> [WORK TO COMPLETE] Wherever the string "Ngọc" appears in a line, extract that line.

--- SUPPLIED MATERIAL ---

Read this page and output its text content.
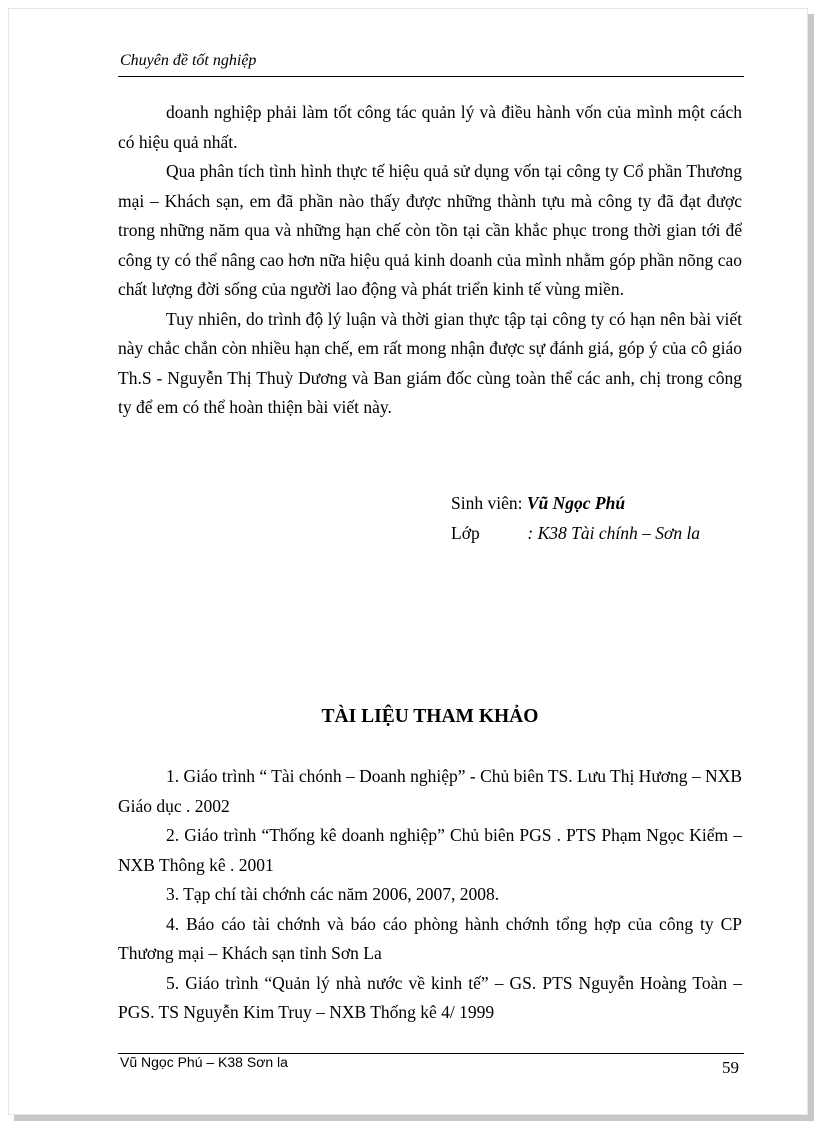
Chuyên đề tốt nghiệp

doanh nghiệp phải làm tốt công tác quản lý và điều hành vốn của mình một cách có hiệu quả nhất.

Qua phân tích tình hình thực tế hiệu quả sử dụng vốn tại công ty Cổ phần Thương mại – Khách sạn, em đã phần nào thấy được những thành tựu mà công ty đã đạt được trong những năm qua và những hạn chế còn tồn tại cần khắc phục trong thời gian tới để công ty có thể nâng cao hơn nữa hiệu quả kinh doanh của mình nhằm góp phần nõng cao chất lượng đời sống của người lao động và phát triển kinh tế vùng miền.

Tuy nhiên, do trình độ lý luận và thời gian thực tập tại công ty có hạn nên bài viết này chắc chắn còn nhiều hạn chế, em rất mong nhận được sự đánh giá, góp ý của cô giáo Th.S - Nguyễn Thị Thuỳ Dương và Ban giám đốc cùng toàn thể các anh, chị trong công ty để em có thể hoàn thiện bài viết này.

Sinh viên: Vũ Ngọc Phú
Lớp	: K38 Tài chính – Sơn la
TÀI LIỆU THAM KHẢO

1. Giáo trình “ Tài chónh – Doanh nghiệp” - Chủ biên TS. Lưu Thị Hương – NXB Giáo dục . 2002

2. Giáo trình “Thống kê doanh nghiệp” Chủ biên PGS . PTS Phạm Ngọc Kiểm – NXB Thông kê . 2001

3. Tạp chí tài chớnh các năm 2006, 2007, 2008.

4. Báo cáo tài chớnh và báo cáo phòng hành chớnh tổng hợp của công ty CP Thương mại – Khách sạn tỉnh Sơn La

5. Giáo trình “Quản lý nhà nước về kinh tế” – GS. PTS Nguyễn Hoàng Toàn – PGS. TS Nguyễn Kim Truy – NXB Thống kê 4/ 1999

Vũ Ngọc Phú – K38 Sơn la	59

---

> [FINISHED EXERCISE]
Sinh viên: Vũ Ngọc Phú
2. Giáo trình “Thống kê doanh nghiệp” Chủ biên PGS . PTS Phạm Ngọc Kiểm – NXB Thông kê . 2001
Vũ Ngọc Phú – K38 Sơn la	59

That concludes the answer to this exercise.